**Direction**
Search the data below for the string "ósea". Extract every line that contains it.

**Provided entries**
'''

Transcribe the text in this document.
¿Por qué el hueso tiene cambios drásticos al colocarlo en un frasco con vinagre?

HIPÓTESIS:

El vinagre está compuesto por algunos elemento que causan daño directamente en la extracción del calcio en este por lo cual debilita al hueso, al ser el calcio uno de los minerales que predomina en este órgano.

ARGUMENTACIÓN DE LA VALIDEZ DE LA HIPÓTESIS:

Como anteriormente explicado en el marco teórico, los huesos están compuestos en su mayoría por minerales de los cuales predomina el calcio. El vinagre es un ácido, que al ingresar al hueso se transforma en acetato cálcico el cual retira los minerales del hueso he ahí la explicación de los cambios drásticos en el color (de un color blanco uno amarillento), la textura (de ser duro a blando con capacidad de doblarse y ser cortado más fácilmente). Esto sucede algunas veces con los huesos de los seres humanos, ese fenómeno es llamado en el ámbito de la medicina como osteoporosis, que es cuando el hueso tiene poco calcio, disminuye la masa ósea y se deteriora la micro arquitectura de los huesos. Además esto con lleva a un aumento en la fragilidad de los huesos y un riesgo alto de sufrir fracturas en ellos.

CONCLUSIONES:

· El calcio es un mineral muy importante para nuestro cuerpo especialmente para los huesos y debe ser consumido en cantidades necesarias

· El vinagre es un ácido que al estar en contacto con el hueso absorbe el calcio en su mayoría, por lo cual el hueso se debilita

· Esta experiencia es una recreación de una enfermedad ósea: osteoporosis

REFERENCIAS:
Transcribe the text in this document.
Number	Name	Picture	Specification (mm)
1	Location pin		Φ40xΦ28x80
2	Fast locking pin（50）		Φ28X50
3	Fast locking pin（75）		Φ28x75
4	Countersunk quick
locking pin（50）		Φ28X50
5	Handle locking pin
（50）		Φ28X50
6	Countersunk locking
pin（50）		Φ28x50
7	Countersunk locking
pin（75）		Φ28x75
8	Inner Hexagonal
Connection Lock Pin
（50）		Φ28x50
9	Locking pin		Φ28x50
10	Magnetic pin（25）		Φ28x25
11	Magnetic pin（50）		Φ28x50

'''

**Complete output**
Como anteriormente explicado en el marco teórico, los huesos están compuestos en su mayoría por minerales de los cuales predomina el calcio. El vinagre es un ácido, que al ingresar al hueso se transforma en acetato cálcico el cual retira los minerales del hueso he ahí la explicación de los cambios drásticos en el color (de un color blanco uno amarillento), la textura (de ser duro a blando con capacidad de doblarse y ser cortado más fácilmente). Esto sucede algunas veces con los huesos de los seres humanos, ese fenómeno es llamado en el ámbito de la medicina como osteoporosis, que es cuando el hueso tiene poco calcio, disminuye la masa ósea y se deteriora la micro arquitectura de los huesos. Además esto con lleva a un aumento en la fragilidad de los huesos y un riesgo alto de sufrir fracturas en ellos.
· Esta experiencia es una recreación de una enfermedad ósea: osteoporosis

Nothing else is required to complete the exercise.